# TEXTAUSSCHNITT
═══
Das ICC nimmt eine ganz besondere Rolle in der Berliner Architektur ein. Es gibt nur wenige Gebäude, bei denen Innen und Außen so gut zusammenspielen wie hier. Und seine Lage ist ein außerordentlicher Auftakt am Stadteingang zu West-Berlin. Die ganz spezifische Innengestaltung sollte soweit wie möglich erhalten bleiben. Es ist wichtig, die gestalterischen Elemente und das, was die Atmosphäre in diesem Bauwerk ausmacht, weiterzuführen. Neue Eingriffe sollten sich einem spannenden Dialog mit dem Bestand stellen und ähnliche Zukunftsneugier, wie das ICC sie damals verkörpert hat, in die heutige Zeit übertragen.

Unser Vorschlag ist, dem jetzigen Prozess mehr Zeit und Luft zu geben. Und dieser Zwischenzustand bräuchte auch ein temporäres neues Gesicht bzw. Aussenhaut. Eine camouflage-artige Hülle verunschärft die Konturen und entrückt das Gebäude so jeglicher klaren Zuordnung. Zugleich tritt es neu „verpackt“, wie ein großer blinder Fleck oder graphisches Rauschen im Stadtraum deutlich hervor. Bis das ICC seine neue Bestimmung erhält, könnte es so ein temporärer Möglichkeitsraum sein.
═══
# INHALT DES DATENSATZES

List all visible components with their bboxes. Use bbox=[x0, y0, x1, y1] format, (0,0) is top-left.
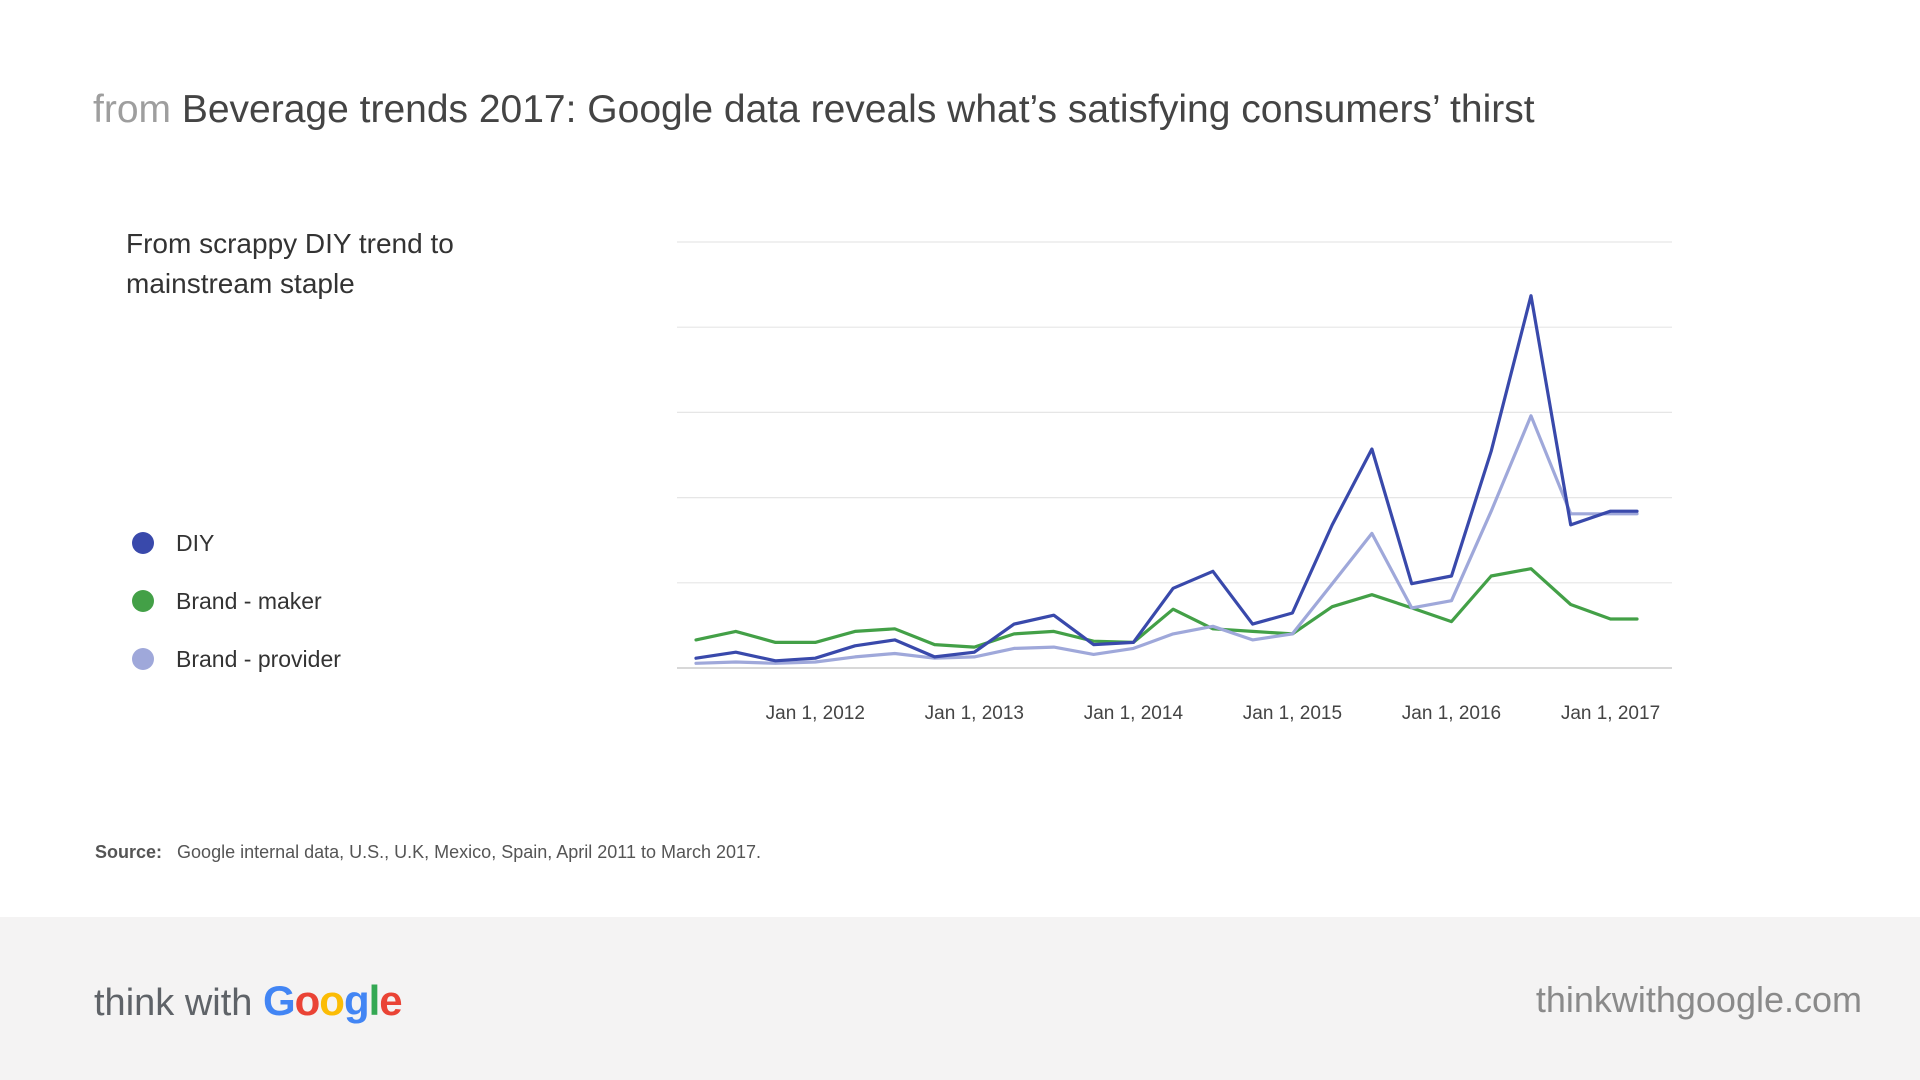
═══
# ARBEITSAUFTRAG
Wiederhole den Textausschnitt über das ICC vollständig und ohne jede Änderung.

# LÖSUNG
Das ICC nimmt eine ganz besondere Rolle in der Berliner Architektur ein. Es gibt nur wenige Gebäude, bei denen Innen und Außen so gut zusammenspielen wie hier. Und seine Lage ist ein außerordentlicher Auftakt am Stadteingang zu West-Berlin. Die ganz spezifische Innengestaltung sollte soweit wie möglich erhalten bleiben. Es ist wichtig, die gestalterischen Elemente und das, was die Atmosphäre in diesem Bauwerk ausmacht, weiterzuführen. Neue Eingriffe sollten sich einem spannenden Dialog mit dem Bestand stellen und ähnliche Zukunftsneugier, wie das ICC sie damals verkörpert hat, in die heutige Zeit übertragen.

Unser Vorschlag ist, dem jetzigen Prozess mehr Zeit und Luft zu geben. Und dieser Zwischenzustand bräuchte auch ein temporäres neues Gesicht bzw. Aussenhaut. Eine camouflage-artige Hülle verunschärft die Konturen und entrückt das Gebäude so jeglicher klaren Zuordnung. Zugleich tritt es neu „verpackt“, wie ein großer blinder Fleck oder graphisches Rauschen im Stadtraum deutlich hervor. Bis das ICC seine neue Bestimmung erhält, könnte es so ein temporärer Möglichkeitsraum sein.